Give the listing again in full, exactly as written.

─── Records for the task

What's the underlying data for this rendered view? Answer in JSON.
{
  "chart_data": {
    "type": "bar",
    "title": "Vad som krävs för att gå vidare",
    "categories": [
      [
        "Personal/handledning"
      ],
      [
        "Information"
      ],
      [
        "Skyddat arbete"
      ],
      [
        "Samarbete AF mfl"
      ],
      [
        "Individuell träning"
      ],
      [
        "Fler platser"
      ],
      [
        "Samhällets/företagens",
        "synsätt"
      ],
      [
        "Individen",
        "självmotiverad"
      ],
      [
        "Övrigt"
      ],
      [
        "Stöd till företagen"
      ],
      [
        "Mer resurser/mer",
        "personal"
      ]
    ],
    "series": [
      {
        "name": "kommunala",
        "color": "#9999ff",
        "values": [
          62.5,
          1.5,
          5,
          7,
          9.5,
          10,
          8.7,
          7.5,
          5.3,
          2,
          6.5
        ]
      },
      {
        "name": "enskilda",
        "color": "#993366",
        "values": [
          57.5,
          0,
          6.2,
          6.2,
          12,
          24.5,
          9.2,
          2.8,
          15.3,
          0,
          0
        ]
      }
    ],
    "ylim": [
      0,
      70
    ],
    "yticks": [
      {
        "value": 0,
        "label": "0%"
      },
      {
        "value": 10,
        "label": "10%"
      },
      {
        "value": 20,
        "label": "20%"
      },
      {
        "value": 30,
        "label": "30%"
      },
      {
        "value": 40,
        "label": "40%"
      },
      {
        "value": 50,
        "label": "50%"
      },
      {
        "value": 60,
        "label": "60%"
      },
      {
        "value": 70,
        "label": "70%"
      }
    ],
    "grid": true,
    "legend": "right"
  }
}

──────

**Result:**
What's the underlying data for this rendered view? Answer in JSON.
{
  "chart_data": {
    "type": "bar",
    "title": "Vad som krävs för att gå vidare",
    "categories": [
      [
        "Personal/handledning"
      ],
      [
        "Information"
      ],
      [
        "Skyddat arbete"
      ],
      [
        "Samarbete AF mfl"
      ],
      [
        "Individuell träning"
      ],
      [
        "Fler platser"
      ],
      [
        "Samhällets/företagens",
        "synsätt"
      ],
      [
        "Individen",
        "självmotiverad"
      ],
      [
        "Övrigt"
      ],
      [
        "Stöd till företagen"
      ],
      [
        "Mer resurser/mer",
        "personal"
      ]
    ],
    "series": [
      {
        "name": "kommunala",
        "color": "#9999ff",
        "values": [
          62.5,
          1.5,
          5,
          7,
          9.5,
          10,
          8.7,
          7.5,
          5.3,
          2,
          6.5
        ]
      },
      {
        "name": "enskilda",
        "color": "#993366",
        "values": [
          57.5,
          0,
          6.2,
          6.2,
          12,
          24.5,
          9.2,
          2.8,
          15.3,
          0,
          0
        ]
      }
    ],
    "ylim": [
      0,
      70
    ],
    "yticks": [
      {
        "value": 0,
        "label": "0%"
      },
      {
        "value": 10,
        "label": "10%"
      },
      {
        "value": 20,
        "label": "20%"
      },
      {
        "value": 30,
        "label": "30%"
      },
      {
        "value": 40,
        "label": "40%"
      },
      {
        "value": 50,
        "label": "50%"
      },
      {
        "value": 60,
        "label": "60%"
      },
      {
        "value": 70,
        "label": "70%"
      }
    ],
    "grid": true,
    "legend": "right"
  }
}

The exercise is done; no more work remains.